Data section
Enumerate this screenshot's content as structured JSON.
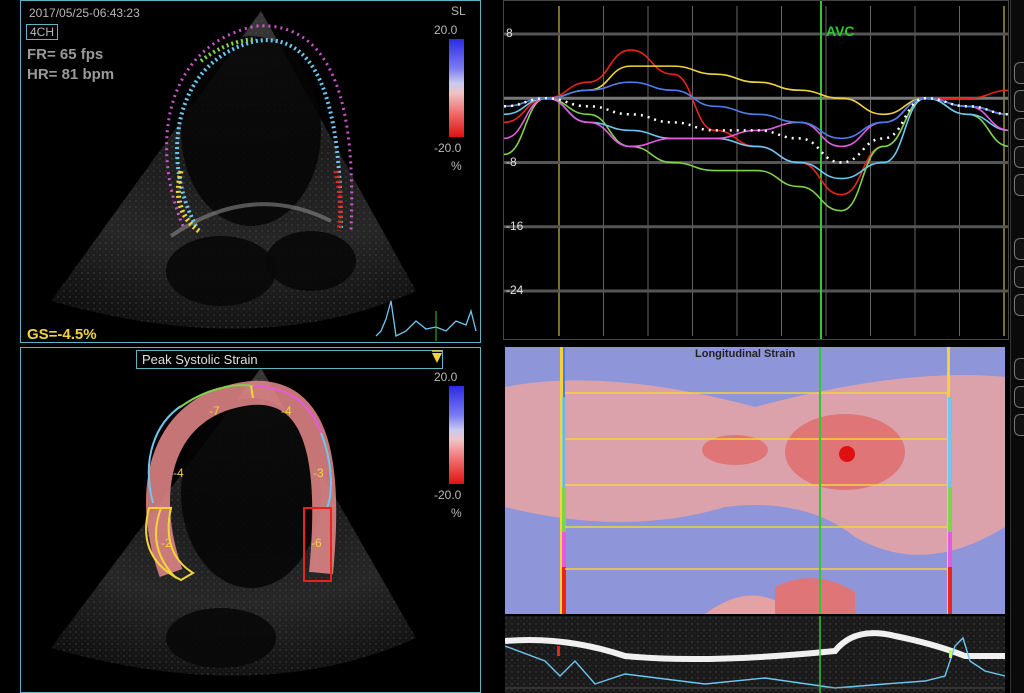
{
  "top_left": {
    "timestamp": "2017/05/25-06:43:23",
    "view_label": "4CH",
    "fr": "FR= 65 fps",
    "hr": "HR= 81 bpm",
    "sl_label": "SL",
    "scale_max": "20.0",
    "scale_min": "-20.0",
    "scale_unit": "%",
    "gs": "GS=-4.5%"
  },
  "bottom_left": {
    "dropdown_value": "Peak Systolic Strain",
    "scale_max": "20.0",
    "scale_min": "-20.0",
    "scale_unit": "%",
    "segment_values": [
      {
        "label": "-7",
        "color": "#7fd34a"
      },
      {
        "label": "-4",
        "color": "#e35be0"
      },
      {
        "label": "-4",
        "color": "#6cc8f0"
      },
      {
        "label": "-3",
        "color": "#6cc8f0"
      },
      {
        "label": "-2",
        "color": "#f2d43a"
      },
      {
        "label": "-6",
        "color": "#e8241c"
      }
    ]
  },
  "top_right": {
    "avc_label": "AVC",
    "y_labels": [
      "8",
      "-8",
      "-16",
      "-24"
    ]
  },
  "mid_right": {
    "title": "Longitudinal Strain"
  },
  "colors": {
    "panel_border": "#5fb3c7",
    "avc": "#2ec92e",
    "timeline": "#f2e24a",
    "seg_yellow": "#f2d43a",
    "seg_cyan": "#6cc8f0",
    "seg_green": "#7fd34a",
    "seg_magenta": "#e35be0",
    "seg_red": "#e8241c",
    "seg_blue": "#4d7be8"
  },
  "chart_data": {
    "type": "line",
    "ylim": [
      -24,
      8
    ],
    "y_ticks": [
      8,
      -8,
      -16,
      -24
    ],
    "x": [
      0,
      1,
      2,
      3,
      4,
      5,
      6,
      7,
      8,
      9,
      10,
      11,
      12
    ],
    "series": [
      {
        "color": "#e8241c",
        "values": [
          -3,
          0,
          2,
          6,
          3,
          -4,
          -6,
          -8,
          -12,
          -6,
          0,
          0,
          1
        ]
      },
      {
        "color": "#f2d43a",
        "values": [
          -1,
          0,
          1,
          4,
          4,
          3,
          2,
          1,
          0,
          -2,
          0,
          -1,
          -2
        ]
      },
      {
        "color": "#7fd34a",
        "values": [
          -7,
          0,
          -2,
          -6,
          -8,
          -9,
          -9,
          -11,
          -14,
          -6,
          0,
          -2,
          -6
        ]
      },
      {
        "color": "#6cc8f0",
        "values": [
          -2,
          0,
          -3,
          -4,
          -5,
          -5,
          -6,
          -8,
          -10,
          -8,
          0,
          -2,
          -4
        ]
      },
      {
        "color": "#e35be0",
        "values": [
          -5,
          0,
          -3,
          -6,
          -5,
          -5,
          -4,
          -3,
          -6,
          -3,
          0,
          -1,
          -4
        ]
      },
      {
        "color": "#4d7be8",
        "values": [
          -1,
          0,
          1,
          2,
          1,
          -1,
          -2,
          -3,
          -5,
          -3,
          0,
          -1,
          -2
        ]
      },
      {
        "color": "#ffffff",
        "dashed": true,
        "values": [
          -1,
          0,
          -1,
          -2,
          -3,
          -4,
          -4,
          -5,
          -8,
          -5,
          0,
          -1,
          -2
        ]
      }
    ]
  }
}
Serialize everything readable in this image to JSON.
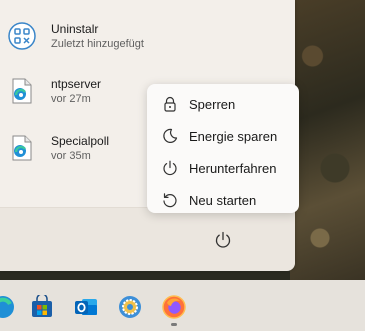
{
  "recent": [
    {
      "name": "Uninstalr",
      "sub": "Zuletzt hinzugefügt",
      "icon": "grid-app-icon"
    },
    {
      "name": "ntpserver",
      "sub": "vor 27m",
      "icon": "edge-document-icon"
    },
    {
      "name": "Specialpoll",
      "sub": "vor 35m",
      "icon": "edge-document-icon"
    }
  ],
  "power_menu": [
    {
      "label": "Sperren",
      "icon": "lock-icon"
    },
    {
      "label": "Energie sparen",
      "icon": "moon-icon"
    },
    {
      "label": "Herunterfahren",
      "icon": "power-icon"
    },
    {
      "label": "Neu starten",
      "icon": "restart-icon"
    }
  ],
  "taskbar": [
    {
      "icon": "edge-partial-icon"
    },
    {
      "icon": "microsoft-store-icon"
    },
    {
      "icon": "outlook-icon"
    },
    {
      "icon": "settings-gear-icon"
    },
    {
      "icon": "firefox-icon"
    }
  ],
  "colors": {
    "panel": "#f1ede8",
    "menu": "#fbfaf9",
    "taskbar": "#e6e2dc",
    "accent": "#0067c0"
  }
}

Do this
Reproduce each record above by retyping it exactly; omit all images.

Result
Enumerate this screenshot's content as structured JSON.
{
  "top_left": {
    "timestamp": "2017/05/25-06:43:23",
    "view_label": "4CH",
    "fr": "FR= 65 fps",
    "hr": "HR= 81 bpm",
    "sl_label": "SL",
    "scale_max": "20.0",
    "scale_min": "-20.0",
    "scale_unit": "%",
    "gs": "GS=-4.5%"
  },
  "bottom_left": {
    "dropdown_value": "Peak Systolic Strain",
    "scale_max": "20.0",
    "scale_min": "-20.0",
    "scale_unit": "%",
    "segment_values": [
      {
        "label": "-7",
        "color": "#7fd34a"
      },
      {
        "label": "-4",
        "color": "#e35be0"
      },
      {
        "label": "-4",
        "color": "#6cc8f0"
      },
      {
        "label": "-3",
        "color": "#6cc8f0"
      },
      {
        "label": "-2",
        "color": "#f2d43a"
      },
      {
        "label": "-6",
        "color": "#e8241c"
      }
    ]
  },
  "top_right": {
    "avc_label": "AVC",
    "y_labels": [
      "8",
      "-8",
      "-16",
      "-24"
    ]
  },
  "mid_right": {
    "title": "Longitudinal Strain"
  },
  "colors": {
    "panel_border": "#5fb3c7",
    "avc": "#2ec92e",
    "timeline": "#f2e24a",
    "seg_yellow": "#f2d43a",
    "seg_cyan": "#6cc8f0",
    "seg_green": "#7fd34a",
    "seg_magenta": "#e35be0",
    "seg_red": "#e8241c",
    "seg_blue": "#4d7be8"
  },
  "chart_data": {
    "type": "line",
    "ylim": [
      -24,
      8
    ],
    "y_ticks": [
      8,
      -8,
      -16,
      -24
    ],
    "x": [
      0,
      1,
      2,
      3,
      4,
      5,
      6,
      7,
      8,
      9,
      10,
      11,
      12
    ],
    "series": [
      {
        "color": "#e8241c",
        "values": [
          -3,
          0,
          2,
          6,
          3,
          -4,
          -6,
          -8,
          -12,
          -6,
          0,
          0,
          1
        ]
      },
      {
        "color": "#f2d43a",
        "values": [
          -1,
          0,
          1,
          4,
          4,
          3,
          2,
          1,
          0,
          -2,
          0,
          -1,
          -2
        ]
      },
      {
        "color": "#7fd34a",
        "values": [
          -7,
          0,
          -2,
          -6,
          -8,
          -9,
          -9,
          -11,
          -14,
          -6,
          0,
          -2,
          -6
        ]
      },
      {
        "color": "#6cc8f0",
        "values": [
          -2,
          0,
          -3,
          -4,
          -5,
          -5,
          -6,
          -8,
          -10,
          -8,
          0,
          -2,
          -4
        ]
      },
      {
        "color": "#e35be0",
        "values": [
          -5,
          0,
          -3,
          -6,
          -5,
          -5,
          -4,
          -3,
          -6,
          -3,
          0,
          -1,
          -4
        ]
      },
      {
        "color": "#4d7be8",
        "values": [
          -1,
          0,
          1,
          2,
          1,
          -1,
          -2,
          -3,
          -5,
          -3,
          0,
          -1,
          -2
        ]
      },
      {
        "color": "#ffffff",
        "dashed": true,
        "values": [
          -1,
          0,
          -1,
          -2,
          -3,
          -4,
          -4,
          -5,
          -8,
          -5,
          0,
          -1,
          -2
        ]
      }
    ]
  }
}
Serialize everything readable in this image to JSON.
{
  "recent": [
    {
      "name": "Uninstalr",
      "sub": "Zuletzt hinzugefügt",
      "icon": "grid-app-icon"
    },
    {
      "name": "ntpserver",
      "sub": "vor 27m",
      "icon": "edge-document-icon"
    },
    {
      "name": "Specialpoll",
      "sub": "vor 35m",
      "icon": "edge-document-icon"
    }
  ],
  "power_menu": [
    {
      "label": "Sperren",
      "icon": "lock-icon"
    },
    {
      "label": "Energie sparen",
      "icon": "moon-icon"
    },
    {
      "label": "Herunterfahren",
      "icon": "power-icon"
    },
    {
      "label": "Neu starten",
      "icon": "restart-icon"
    }
  ],
  "taskbar": [
    {
      "icon": "edge-partial-icon"
    },
    {
      "icon": "microsoft-store-icon"
    },
    {
      "icon": "outlook-icon"
    },
    {
      "icon": "settings-gear-icon"
    },
    {
      "icon": "firefox-icon"
    }
  ],
  "colors": {
    "panel": "#f1ede8",
    "menu": "#fbfaf9",
    "taskbar": "#e6e2dc",
    "accent": "#0067c0"
  }
}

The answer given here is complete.